* GIVEN EXERCISE:
Every line below that holds the string "comments" should be copied out.
# # # #
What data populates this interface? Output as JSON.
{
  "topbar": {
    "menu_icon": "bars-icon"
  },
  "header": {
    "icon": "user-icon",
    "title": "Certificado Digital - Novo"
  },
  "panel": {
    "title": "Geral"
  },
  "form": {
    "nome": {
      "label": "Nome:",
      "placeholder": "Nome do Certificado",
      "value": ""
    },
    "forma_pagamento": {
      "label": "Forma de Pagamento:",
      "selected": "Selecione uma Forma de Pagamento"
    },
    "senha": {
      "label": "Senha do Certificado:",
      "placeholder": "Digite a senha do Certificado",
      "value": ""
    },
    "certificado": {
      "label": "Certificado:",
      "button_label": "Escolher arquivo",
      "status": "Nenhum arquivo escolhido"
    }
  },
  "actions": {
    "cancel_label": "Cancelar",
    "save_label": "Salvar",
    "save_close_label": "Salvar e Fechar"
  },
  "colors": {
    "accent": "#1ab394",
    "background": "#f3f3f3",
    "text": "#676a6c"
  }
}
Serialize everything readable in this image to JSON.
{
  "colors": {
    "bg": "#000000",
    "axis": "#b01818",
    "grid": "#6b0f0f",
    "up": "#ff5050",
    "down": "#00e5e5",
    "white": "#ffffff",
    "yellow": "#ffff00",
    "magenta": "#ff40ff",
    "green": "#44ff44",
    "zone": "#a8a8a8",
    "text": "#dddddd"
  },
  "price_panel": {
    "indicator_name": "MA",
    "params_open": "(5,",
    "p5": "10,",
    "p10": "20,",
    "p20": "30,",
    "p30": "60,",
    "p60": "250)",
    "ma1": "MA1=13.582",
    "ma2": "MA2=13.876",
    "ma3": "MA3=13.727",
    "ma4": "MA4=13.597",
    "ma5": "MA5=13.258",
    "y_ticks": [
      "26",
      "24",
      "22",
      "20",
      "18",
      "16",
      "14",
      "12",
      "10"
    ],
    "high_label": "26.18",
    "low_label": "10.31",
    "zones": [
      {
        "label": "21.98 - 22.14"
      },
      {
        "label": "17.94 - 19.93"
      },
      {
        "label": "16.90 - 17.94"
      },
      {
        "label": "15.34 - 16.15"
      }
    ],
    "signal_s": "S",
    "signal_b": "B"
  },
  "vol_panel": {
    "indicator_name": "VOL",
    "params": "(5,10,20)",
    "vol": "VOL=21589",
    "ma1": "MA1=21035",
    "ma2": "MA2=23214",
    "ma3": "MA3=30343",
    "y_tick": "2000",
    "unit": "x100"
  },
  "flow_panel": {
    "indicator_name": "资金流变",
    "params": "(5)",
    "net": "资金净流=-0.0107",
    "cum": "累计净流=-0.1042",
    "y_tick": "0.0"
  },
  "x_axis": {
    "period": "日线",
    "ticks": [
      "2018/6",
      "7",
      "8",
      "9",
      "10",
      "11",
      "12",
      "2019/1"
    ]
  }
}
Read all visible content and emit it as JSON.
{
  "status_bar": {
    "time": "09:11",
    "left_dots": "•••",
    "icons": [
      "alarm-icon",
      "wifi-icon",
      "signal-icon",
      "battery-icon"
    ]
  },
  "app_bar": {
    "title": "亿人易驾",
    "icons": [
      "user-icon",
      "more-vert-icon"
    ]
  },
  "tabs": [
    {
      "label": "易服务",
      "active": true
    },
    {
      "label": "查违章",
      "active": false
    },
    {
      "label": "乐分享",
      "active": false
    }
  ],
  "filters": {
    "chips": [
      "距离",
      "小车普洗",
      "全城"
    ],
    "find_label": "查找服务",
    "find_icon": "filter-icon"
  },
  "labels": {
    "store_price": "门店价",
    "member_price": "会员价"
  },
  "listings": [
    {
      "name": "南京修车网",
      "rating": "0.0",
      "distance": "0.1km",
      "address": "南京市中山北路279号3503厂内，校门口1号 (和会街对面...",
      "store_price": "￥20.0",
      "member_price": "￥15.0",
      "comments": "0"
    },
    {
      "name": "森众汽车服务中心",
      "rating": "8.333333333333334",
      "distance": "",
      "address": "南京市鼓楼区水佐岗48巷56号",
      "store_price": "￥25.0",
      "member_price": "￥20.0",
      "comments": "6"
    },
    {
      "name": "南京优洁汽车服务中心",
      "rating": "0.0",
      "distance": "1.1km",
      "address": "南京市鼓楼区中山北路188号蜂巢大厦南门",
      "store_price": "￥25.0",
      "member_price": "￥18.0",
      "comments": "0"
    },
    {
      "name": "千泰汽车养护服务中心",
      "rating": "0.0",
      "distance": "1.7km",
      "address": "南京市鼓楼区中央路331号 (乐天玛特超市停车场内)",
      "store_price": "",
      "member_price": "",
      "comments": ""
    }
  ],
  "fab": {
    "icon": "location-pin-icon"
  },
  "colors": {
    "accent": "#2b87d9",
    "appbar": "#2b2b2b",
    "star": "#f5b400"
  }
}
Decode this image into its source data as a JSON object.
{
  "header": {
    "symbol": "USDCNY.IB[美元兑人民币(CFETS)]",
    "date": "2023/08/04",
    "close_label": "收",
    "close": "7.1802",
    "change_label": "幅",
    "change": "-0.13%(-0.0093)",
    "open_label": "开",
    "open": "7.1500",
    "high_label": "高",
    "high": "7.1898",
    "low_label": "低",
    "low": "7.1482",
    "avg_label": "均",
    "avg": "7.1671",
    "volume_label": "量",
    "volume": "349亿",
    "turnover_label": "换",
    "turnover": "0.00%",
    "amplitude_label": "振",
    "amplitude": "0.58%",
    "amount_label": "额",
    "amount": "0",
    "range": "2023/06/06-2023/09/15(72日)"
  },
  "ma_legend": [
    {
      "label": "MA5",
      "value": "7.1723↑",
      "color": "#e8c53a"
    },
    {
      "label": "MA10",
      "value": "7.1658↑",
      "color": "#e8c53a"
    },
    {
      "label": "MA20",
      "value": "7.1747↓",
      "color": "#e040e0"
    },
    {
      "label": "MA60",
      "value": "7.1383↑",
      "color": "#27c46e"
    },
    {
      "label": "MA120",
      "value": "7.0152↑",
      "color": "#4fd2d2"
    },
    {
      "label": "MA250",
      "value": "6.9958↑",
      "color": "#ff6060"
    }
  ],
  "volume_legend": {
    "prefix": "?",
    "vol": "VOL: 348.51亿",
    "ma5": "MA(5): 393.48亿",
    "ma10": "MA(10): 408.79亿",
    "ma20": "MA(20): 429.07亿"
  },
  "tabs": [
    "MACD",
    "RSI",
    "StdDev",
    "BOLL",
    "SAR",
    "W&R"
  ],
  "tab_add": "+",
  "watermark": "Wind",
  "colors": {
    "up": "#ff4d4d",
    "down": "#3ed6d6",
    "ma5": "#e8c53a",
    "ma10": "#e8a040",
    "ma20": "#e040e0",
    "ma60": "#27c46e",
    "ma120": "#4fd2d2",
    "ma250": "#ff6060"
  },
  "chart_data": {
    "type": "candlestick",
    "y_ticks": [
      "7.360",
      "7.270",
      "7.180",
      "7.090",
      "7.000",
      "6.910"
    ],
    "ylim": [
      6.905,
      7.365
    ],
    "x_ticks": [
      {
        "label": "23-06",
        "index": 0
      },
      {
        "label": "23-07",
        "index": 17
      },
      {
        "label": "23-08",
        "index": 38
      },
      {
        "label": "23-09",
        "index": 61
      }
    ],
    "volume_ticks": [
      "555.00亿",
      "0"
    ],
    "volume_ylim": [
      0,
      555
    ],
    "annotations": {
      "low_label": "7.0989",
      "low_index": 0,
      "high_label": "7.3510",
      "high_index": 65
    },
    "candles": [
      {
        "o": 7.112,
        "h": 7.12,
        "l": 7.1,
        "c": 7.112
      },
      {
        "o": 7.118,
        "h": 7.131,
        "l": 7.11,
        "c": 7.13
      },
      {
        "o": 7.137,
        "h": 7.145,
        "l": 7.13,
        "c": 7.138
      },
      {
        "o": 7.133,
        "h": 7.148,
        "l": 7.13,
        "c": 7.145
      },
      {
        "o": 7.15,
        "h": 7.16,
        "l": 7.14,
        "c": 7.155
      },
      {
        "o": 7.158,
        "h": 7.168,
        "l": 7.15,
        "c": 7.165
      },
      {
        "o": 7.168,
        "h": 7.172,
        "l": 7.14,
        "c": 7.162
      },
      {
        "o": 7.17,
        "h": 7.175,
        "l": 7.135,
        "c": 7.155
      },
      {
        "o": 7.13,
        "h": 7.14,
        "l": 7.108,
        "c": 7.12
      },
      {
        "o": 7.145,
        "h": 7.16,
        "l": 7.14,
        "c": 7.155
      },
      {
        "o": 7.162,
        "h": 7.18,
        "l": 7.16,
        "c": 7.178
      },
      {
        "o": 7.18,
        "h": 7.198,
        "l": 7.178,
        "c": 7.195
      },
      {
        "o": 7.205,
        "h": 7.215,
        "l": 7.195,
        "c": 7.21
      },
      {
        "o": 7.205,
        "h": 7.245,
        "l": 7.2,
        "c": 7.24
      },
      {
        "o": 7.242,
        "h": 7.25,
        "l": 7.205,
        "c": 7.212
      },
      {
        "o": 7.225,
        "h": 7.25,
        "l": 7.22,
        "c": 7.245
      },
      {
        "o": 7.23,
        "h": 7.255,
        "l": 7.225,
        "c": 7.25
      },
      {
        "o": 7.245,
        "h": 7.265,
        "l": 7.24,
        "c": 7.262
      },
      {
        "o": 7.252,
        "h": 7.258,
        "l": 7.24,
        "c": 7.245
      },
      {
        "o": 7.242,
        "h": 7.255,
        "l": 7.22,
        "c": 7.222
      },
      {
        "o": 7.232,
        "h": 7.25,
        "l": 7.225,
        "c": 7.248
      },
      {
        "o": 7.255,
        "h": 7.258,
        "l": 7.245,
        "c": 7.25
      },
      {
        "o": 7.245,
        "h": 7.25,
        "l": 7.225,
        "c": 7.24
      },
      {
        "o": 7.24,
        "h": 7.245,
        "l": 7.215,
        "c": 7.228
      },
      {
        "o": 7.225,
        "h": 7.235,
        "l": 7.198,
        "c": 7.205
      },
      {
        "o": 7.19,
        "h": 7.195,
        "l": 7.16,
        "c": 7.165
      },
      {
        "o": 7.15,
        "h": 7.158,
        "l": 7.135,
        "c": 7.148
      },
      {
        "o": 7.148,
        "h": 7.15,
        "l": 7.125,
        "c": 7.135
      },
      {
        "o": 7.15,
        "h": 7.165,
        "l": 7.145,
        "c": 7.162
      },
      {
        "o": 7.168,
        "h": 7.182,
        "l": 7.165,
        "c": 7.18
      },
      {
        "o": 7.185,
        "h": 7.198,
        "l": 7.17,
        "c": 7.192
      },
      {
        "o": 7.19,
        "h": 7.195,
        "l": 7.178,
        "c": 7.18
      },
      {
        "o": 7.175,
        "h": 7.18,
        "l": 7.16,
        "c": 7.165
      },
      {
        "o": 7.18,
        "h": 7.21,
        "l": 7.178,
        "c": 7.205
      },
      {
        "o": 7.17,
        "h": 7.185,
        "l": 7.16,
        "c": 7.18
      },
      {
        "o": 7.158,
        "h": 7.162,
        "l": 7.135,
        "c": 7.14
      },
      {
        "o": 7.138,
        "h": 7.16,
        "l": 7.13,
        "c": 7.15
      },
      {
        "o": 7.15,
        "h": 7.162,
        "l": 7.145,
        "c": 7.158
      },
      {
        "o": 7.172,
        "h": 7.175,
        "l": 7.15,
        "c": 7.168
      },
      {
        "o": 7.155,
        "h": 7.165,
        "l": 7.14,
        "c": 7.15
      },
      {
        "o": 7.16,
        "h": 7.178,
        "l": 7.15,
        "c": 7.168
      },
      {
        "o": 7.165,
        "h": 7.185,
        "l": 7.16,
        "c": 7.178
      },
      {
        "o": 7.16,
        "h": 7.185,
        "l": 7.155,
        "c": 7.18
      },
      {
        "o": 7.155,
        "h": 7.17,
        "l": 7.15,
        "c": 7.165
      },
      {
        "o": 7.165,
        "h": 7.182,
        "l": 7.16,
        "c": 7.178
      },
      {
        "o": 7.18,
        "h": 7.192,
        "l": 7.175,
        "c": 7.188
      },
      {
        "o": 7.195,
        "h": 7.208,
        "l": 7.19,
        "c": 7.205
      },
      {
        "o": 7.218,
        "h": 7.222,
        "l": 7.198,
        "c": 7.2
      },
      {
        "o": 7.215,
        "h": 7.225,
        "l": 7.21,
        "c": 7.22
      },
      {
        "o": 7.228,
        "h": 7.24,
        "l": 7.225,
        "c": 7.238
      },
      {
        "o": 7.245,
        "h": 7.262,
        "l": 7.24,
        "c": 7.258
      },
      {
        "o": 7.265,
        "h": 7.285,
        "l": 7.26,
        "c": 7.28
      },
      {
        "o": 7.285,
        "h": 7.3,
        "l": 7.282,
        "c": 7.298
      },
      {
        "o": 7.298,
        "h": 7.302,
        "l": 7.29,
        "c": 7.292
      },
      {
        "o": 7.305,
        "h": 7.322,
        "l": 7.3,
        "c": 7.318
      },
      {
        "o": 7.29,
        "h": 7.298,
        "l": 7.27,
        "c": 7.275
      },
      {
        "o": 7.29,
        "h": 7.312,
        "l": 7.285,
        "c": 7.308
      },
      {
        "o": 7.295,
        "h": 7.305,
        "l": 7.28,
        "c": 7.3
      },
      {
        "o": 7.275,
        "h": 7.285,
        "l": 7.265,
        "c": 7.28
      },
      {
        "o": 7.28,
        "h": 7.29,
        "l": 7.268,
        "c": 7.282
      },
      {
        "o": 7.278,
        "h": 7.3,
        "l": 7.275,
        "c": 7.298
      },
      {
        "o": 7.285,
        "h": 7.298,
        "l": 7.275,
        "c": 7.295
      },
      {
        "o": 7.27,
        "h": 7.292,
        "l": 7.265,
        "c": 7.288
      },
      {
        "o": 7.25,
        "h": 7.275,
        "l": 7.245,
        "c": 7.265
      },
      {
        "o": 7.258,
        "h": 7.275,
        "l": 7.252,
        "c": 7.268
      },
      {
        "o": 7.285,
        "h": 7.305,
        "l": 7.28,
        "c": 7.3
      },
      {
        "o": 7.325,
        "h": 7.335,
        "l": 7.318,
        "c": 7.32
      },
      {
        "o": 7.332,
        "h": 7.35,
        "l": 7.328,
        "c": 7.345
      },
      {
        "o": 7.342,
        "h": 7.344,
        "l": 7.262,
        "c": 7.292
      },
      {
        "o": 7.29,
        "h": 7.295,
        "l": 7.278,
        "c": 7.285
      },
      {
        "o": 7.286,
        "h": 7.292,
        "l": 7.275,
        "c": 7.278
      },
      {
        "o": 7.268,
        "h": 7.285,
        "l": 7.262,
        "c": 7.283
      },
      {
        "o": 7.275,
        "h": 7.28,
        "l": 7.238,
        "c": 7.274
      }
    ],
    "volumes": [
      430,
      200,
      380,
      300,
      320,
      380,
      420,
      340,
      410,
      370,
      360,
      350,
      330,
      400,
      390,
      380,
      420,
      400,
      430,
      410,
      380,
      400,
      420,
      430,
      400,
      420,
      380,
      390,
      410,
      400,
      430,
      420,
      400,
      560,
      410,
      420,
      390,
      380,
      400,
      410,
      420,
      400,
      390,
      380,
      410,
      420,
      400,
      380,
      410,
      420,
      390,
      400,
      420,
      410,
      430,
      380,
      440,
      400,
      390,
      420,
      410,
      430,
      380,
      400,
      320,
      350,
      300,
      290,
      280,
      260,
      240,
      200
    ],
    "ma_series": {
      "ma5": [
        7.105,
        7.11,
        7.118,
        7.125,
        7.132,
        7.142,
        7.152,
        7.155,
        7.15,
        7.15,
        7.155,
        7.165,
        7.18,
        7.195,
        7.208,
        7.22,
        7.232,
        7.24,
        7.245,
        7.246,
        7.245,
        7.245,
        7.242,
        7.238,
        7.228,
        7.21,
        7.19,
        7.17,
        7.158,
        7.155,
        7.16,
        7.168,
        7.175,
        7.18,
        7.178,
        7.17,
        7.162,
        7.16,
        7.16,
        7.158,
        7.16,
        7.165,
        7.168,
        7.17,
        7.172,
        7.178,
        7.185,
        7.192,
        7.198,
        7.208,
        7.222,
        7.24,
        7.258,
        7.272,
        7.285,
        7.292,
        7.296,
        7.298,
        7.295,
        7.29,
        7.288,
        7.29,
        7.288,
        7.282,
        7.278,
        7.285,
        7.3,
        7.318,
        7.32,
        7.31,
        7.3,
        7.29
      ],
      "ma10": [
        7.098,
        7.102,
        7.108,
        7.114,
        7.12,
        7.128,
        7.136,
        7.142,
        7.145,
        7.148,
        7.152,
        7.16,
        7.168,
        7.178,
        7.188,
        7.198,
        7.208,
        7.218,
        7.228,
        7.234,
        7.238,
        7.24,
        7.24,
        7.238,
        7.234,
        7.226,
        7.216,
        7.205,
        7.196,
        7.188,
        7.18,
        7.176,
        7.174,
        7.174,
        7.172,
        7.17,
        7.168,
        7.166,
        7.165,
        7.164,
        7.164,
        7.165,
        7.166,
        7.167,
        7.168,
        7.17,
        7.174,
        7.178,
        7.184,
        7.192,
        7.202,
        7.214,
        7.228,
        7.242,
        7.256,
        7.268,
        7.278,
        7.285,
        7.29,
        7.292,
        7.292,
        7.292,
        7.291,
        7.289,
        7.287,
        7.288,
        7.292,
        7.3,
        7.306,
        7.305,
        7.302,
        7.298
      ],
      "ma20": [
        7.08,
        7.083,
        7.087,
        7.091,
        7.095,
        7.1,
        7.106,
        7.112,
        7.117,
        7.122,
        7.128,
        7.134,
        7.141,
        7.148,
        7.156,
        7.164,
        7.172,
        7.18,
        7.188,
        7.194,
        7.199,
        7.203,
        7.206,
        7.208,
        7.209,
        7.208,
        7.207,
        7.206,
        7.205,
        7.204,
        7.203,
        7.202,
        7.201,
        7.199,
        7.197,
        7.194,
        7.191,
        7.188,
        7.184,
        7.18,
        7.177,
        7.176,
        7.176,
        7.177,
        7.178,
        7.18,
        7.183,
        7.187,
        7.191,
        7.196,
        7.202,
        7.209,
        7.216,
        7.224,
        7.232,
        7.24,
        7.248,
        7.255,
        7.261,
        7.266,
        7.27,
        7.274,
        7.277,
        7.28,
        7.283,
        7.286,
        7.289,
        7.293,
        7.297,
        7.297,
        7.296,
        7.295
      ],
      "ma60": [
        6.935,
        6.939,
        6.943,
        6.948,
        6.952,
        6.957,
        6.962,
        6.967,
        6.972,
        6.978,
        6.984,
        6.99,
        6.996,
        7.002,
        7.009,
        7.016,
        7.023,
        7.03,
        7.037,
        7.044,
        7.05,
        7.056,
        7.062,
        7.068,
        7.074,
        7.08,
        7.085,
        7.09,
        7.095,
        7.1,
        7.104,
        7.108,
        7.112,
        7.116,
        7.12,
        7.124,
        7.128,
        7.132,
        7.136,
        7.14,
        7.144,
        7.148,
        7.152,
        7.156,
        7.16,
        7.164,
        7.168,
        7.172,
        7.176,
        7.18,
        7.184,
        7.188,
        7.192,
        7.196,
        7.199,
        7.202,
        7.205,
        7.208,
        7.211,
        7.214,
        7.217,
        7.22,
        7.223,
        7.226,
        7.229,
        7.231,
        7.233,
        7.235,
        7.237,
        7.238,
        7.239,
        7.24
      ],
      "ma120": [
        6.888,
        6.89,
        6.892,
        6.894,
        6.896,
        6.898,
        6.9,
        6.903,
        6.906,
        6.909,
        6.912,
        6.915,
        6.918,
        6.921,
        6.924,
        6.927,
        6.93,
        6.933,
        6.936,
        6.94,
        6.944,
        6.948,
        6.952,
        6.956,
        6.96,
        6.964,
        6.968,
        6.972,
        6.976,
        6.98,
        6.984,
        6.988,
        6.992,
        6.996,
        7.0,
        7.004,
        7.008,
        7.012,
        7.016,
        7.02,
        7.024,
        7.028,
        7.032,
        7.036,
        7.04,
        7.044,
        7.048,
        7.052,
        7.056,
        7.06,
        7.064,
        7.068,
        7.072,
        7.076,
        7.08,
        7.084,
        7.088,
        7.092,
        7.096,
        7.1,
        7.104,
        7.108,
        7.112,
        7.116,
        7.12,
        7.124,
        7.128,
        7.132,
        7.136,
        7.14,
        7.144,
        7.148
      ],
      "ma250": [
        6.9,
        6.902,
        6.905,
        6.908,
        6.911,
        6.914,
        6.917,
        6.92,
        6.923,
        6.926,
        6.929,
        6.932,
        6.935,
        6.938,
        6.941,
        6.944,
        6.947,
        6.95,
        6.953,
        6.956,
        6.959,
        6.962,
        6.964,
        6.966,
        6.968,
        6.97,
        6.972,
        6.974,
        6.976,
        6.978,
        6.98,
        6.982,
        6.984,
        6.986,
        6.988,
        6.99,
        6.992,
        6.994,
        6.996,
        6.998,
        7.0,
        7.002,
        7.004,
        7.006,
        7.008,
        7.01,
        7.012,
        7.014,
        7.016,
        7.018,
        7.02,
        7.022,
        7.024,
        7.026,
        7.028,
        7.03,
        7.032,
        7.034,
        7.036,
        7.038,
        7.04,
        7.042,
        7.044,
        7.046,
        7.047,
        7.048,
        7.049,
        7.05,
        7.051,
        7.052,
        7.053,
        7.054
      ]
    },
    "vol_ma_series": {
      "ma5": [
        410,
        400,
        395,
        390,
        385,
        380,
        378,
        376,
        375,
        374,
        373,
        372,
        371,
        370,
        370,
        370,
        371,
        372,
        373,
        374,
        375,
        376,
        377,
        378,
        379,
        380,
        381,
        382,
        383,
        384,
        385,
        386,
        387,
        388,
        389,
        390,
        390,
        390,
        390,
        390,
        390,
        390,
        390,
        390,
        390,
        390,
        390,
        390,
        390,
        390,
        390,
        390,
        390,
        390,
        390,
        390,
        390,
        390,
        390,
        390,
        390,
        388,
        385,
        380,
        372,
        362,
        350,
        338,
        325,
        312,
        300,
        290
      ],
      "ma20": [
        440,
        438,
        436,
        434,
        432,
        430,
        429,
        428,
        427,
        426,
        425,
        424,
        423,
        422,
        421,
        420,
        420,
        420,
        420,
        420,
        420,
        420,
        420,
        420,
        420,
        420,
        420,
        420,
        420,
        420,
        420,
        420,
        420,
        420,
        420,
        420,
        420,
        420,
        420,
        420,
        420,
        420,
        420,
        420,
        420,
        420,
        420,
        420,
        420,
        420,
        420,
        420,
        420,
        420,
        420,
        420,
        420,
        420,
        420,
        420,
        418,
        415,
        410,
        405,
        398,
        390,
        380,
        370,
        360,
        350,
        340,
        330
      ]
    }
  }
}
# # # #
* REPLY:
      "comments": "0"
      "comments": "6"
      "comments": "0"
      "comments": ""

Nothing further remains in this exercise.